Task list
**A)** In the passage on Wisconsin's driftless area, reproduce the text between "South-western Wisconsin and" and "to glacial advance.", inclusive, renaming "driftless area" as "unglaciated district" throughout.
**B)** According to the passage on Wisconsin's driftless area, what obstruction protected that district from ice invasion?

South-western Wisconsin and parts of the adjacent states of Illinois,
Iowa and Minnesota are known as the driftless area, because, although
bordered by drift sheets and moraines, it is free from glacial deposits.
It must therefore have been a sort of oasis, when the ice sheets from
the north advanced past it on the east and west and joined around its
southern border. The reason for this exemption from glaciation is the
converse of that for the southward convexity of the morainic loops.
For while they mark the paths of greatest glacial advance along lowland
troughs (lake basins), the driftless area is a district protected from
ice invasion by reason of the obstruction which the highlands of
northern Wisconsin and Michigan (part of the Superior upland) offered
to glacial advance.

Stored records
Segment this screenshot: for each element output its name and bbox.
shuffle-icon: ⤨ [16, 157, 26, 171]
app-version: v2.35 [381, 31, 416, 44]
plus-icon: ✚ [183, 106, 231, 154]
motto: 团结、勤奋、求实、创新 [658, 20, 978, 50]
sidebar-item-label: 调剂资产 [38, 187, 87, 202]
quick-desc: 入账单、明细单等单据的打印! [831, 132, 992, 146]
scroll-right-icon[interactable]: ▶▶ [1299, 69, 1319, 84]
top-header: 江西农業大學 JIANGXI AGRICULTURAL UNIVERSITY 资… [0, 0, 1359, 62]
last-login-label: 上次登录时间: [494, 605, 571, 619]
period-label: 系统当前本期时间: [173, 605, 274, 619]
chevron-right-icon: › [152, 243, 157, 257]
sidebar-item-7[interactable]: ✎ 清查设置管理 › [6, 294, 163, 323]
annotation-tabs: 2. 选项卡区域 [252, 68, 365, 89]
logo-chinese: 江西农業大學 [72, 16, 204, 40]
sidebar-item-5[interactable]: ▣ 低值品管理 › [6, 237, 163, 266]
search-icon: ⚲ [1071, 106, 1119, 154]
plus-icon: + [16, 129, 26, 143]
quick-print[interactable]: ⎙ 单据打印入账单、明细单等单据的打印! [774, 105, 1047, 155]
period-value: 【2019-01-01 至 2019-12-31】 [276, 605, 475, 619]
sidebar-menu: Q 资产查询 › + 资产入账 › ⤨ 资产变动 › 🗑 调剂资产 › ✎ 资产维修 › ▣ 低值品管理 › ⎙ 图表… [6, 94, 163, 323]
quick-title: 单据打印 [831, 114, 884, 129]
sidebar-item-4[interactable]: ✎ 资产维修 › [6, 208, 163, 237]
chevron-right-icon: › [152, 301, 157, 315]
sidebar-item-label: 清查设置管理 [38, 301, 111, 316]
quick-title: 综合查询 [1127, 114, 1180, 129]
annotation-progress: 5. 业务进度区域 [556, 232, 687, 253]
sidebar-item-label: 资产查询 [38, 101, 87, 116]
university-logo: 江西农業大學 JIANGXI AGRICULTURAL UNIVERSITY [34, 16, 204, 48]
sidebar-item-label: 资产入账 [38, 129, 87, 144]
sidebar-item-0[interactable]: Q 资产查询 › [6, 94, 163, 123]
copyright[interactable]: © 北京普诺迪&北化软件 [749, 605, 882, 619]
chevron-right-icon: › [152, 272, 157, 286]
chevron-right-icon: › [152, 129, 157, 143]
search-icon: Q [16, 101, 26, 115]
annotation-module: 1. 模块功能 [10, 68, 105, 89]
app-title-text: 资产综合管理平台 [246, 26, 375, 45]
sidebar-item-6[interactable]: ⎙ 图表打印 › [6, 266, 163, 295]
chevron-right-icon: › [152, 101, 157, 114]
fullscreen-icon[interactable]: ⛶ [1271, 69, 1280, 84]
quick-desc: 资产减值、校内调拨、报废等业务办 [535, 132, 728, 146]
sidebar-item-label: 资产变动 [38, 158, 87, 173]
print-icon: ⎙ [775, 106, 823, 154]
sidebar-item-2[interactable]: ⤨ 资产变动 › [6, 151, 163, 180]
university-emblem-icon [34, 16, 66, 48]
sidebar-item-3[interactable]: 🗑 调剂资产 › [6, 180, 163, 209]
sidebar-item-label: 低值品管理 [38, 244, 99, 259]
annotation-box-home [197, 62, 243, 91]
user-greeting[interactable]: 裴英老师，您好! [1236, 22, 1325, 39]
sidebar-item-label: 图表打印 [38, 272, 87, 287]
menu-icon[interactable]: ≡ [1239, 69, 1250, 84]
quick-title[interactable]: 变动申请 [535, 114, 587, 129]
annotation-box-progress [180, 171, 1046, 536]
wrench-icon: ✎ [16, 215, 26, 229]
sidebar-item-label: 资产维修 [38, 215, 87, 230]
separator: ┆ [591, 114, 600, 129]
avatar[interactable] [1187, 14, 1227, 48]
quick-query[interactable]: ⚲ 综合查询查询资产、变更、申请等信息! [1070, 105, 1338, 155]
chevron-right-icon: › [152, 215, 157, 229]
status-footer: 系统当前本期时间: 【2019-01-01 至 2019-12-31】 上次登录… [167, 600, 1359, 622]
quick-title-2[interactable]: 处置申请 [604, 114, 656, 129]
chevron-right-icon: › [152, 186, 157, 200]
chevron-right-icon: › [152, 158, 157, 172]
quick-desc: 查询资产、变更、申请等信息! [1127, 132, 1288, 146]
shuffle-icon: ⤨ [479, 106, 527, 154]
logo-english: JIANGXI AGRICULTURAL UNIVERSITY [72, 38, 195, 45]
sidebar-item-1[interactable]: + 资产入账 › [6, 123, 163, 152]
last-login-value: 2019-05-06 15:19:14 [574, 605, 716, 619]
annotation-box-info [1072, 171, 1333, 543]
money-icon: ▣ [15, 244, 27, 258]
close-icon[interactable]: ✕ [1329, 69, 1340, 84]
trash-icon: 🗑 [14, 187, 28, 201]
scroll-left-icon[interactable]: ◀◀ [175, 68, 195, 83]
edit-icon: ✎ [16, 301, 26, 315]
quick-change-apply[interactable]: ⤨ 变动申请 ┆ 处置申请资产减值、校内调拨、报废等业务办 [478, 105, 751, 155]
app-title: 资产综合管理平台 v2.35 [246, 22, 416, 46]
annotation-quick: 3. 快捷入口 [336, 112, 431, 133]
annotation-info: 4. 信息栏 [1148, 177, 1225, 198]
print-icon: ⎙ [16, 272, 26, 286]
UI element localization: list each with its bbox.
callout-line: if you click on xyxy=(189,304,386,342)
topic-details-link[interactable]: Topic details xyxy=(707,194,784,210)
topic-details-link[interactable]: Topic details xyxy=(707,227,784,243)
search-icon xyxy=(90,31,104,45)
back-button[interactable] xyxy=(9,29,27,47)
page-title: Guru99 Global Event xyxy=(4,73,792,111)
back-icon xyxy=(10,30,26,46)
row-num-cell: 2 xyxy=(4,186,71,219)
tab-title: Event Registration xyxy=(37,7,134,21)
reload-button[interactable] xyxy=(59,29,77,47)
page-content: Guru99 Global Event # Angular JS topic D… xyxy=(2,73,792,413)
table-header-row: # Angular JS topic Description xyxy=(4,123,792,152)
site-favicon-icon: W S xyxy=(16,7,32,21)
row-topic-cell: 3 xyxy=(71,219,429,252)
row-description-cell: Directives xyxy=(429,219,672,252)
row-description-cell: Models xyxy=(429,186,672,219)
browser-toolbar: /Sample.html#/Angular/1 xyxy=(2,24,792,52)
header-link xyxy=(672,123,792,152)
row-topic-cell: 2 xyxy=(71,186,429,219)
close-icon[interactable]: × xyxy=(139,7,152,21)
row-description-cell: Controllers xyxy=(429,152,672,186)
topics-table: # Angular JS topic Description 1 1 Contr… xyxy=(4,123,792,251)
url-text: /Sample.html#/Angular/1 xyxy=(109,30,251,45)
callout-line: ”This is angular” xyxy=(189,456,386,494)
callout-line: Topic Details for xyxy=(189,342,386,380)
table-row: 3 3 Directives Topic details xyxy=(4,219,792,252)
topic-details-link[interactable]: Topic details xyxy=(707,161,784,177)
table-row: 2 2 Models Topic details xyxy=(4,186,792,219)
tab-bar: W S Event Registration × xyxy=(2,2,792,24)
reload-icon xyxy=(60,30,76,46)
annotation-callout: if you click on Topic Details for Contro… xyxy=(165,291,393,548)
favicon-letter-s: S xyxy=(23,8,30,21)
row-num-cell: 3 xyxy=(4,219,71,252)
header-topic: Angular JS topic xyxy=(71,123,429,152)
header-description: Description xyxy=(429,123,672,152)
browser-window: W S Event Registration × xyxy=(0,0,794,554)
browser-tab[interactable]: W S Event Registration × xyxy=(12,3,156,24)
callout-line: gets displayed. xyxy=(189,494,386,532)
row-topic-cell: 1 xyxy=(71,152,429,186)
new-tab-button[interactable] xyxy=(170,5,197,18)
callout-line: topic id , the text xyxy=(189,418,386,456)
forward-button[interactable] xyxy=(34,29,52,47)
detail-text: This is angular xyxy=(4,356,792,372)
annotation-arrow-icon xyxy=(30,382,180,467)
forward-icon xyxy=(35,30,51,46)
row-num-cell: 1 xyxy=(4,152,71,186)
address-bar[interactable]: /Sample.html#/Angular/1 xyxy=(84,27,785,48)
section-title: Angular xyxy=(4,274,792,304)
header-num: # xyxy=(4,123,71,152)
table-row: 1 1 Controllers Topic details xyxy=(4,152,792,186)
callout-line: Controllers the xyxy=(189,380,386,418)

The solutions
**A)**
South-western Wisconsin and parts of the adjacent states of Illinois,
Iowa and Minnesota are known as the unglaciated district, because, although
bordered by drift sheets and moraines, it is free from glacial deposits.
It must therefore have been a sort of oasis, when the ice sheets from
the north advanced past it on the east and west and joined around its
southern border. The reason for this exemption from glaciation is the
converse of that for the southward convexity of the morainic loops.
For while they mark the paths of greatest glacial advance along lowland
troughs (lake basins), the unglaciated district is a district protected from
ice invasion by reason of the obstruction which the highlands of
northern Wisconsin and Michigan (part of the Superior upland) offered
to glacial advance.

**B)** The highlands of northern Wisconsin and Michigan, part of the Superior upland, obstructed the glacial advance.